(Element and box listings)
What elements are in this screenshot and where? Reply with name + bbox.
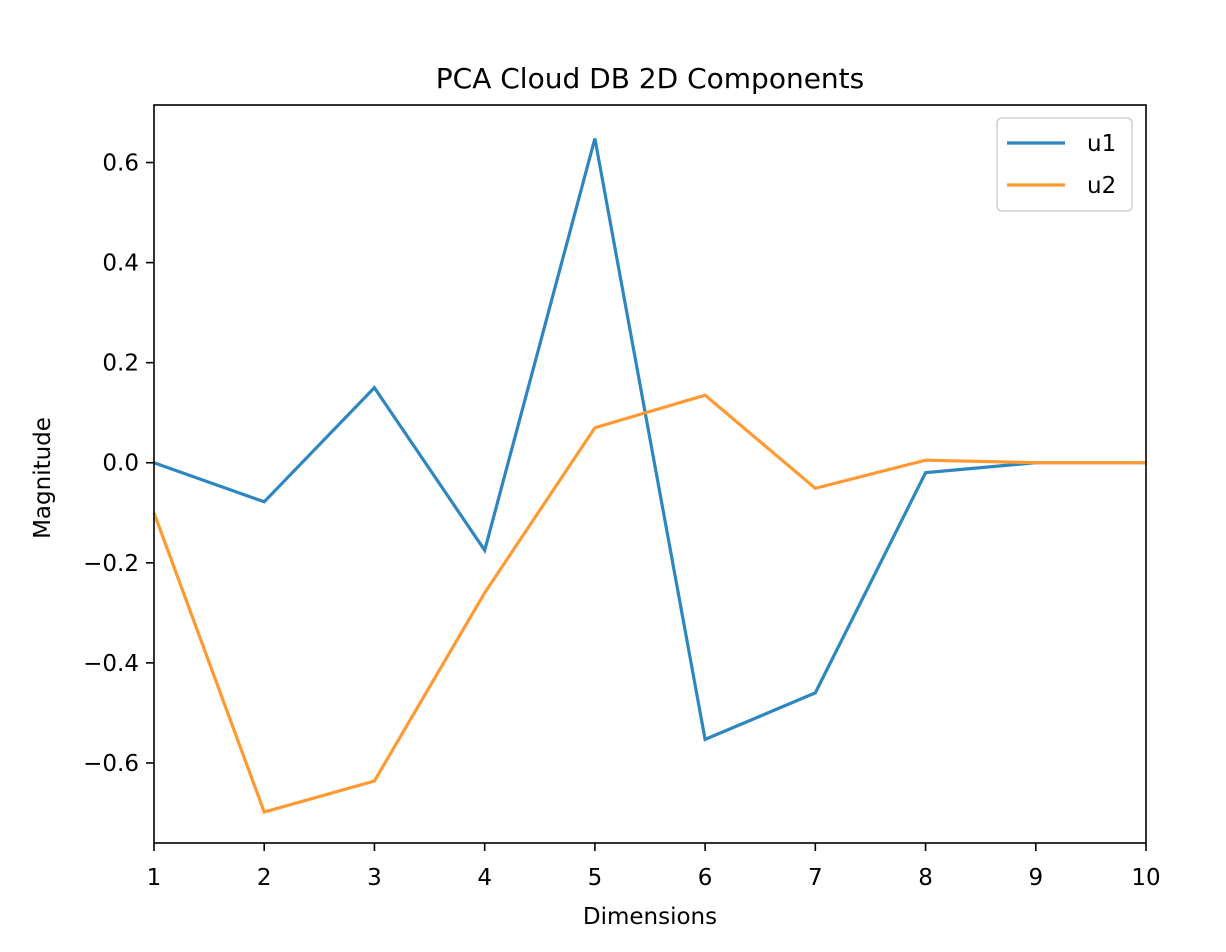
x-tick-label: 7 — [808, 865, 823, 891]
y-tick-label: −0.4 — [83, 651, 139, 677]
legend-label: u1 — [1087, 131, 1116, 157]
x-tick-label: 3 — [367, 865, 382, 891]
series-lines — [152, 138, 1146, 814]
legend-label: u2 — [1087, 173, 1116, 199]
x-tick-label: 9 — [1028, 865, 1043, 891]
axis-ticks: 1 2 3 4 5 6 7 8 9 10 0.6 0.4 0.2 0.0 −0.2 −0.4 −0.6 — [83, 151, 1161, 891]
y-tick-label: 0.2 — [102, 351, 139, 377]
x-tick-label: 10 — [1131, 865, 1160, 891]
x-tick-label: 5 — [588, 865, 603, 891]
series-line-u2 — [152, 393, 1146, 814]
y-tick-label: 0.4 — [102, 251, 139, 277]
x-tick-label: 4 — [477, 865, 492, 891]
x-axis-label: Dimensions — [583, 904, 717, 930]
x-tick-label: 1 — [147, 865, 162, 891]
y-tick-label: 0.6 — [102, 151, 139, 177]
series-line-u1 — [153, 138, 1146, 742]
y-axis-label: Magnitude — [30, 417, 56, 539]
x-tick-label: 2 — [257, 865, 272, 891]
chart-title: PCA Cloud DB 2D Components — [436, 62, 864, 95]
plot-frame — [153, 104, 1147, 844]
x-tick-label: 6 — [698, 865, 713, 891]
x-tick-label: 8 — [918, 865, 933, 891]
y-tick-label: 0.0 — [102, 451, 139, 477]
y-tick-label: −0.6 — [83, 751, 139, 777]
legend: u1 u2 — [996, 117, 1133, 212]
y-tick-label: −0.2 — [83, 551, 139, 577]
legend-box — [996, 117, 1133, 212]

Instructions to follow
Substitute "legend-entry" for "legend-label" in the listing lines running from the line with "x-tick-label: 7 — [808, 865, 823, 891]" up to and including the line with "x-tick-label: 9 — [1028, 865, 1043, 891]". Return only those lines, with everything else left unchanged.

Problem solution
x-tick-label: 7 — [808, 865, 823, 891]
y-tick-label: −0.4 — [83, 651, 139, 677]
legend-entry: u1 — [1087, 131, 1116, 157]
x-tick-label: 3 — [367, 865, 382, 891]
series-lines — [152, 138, 1146, 814]
legend-entry: u2 — [1087, 173, 1116, 199]
x-tick-label: 9 — [1028, 865, 1043, 891]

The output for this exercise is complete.